Exercise details - Make an exact copy of the entries below with the pictures removed.

Material for this task -
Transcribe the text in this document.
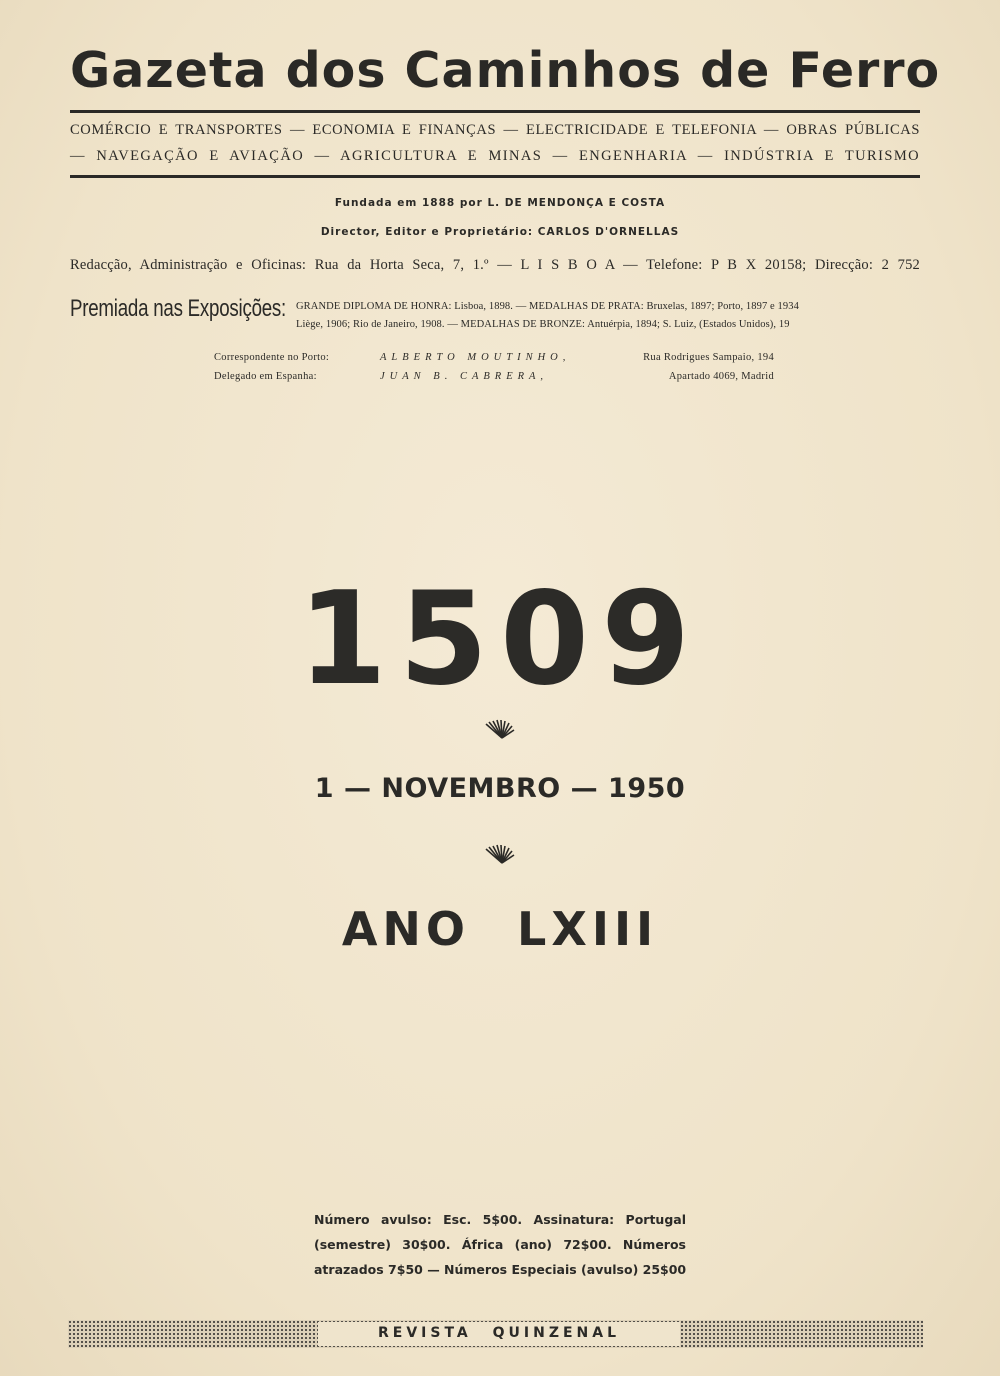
Gazeta dos Caminhos de Ferro
COMÉRCIO E TRANSPORTES — ECONOMIA E FINANÇAS — ELECTRICIDADE E TELEFONIA — OBRAS PÚBLICAS
— NAVEGAÇÃO E AVIAÇÃO — AGRICULTURA E MINAS — ENGENHARIA — INDÚSTRIA E TURISMO
Fundada em 1888 por L. DE MENDONÇA E COSTA
Director, Editor e Proprietário: CARLOS D'ORNELLAS
Redacção, Administração e Oficinas: Rua da Horta Seca, 7, 1.º — L I S B O A — Telefone: P B X 20158; Direcção: 2 752
Premiada nas Exposições: GRANDE DIPLOMA DE HONRA: Lisboa, 1898. — MEDALHAS DE PRATA: Bruxelas, 1897; Porto, 1897 e 1934
Liège, 1906; Rio de Janeiro, 1908. — MEDALHAS DE BRONZE: Antuérpia, 1894; S. Luiz, (Estados Unidos), 19
Correspondente no Porto:	ALBERTO MOUTINHO,	Rua Rodrigues Sampaio, 194
Delegado em Espanha:	JUAN B. CABRERA,	Apartado 4069, Madrid
1509
1 — NOVEMBRO — 1950
ANO LXIII
Número avulso: Esc. 5$00. Assinatura: Portugal
(semestre) 30$00. África (ano) 72$00. Números
atrazados 7$50 — Números Especiais (avulso) 25$00
REVISTA QUINZENAL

Exercise answer -
Transcribe the text in this document.
Gazeta dos Caminhos de Ferro
COMÉRCIO E TRANSPORTES — ECONOMIA E FINANÇAS — ELECTRICIDADE E TELEFONIA — OBRAS PÚBLICAS
— NAVEGAÇÃO E AVIAÇÃO — AGRICULTURA E MINAS — ENGENHARIA — INDÚSTRIA E TURISMO
Fundada em 1888 por L. DE MENDONÇA E COSTA
Director, Editor e Proprietário: CARLOS D'ORNELLAS
Redacção, Administração e Oficinas: Rua da Horta Seca, 7, 1.º — L I S B O A — Telefone: P B X 20158; Direcção: 2 752
Premiada nas Exposições: GRANDE DIPLOMA DE HONRA: Lisboa, 1898. — MEDALHAS DE PRATA: Bruxelas, 1897; Porto, 1897 e 1934
Liège, 1906; Rio de Janeiro, 1908. — MEDALHAS DE BRONZE: Antuérpia, 1894; S. Luiz, (Estados Unidos), 19
Correspondente no Porto:	ALBERTO MOUTINHO,	Rua Rodrigues Sampaio, 194
Delegado em Espanha:	JUAN B. CABRERA,	Apartado 4069, Madrid
1509
1 — NOVEMBRO — 1950
ANO LXIII
Número avulso: Esc. 5$00. Assinatura: Portugal
(semestre) 30$00. África (ano) 72$00. Números
atrazados 7$50 — Números Especiais (avulso) 25$00
REVISTA QUINZENAL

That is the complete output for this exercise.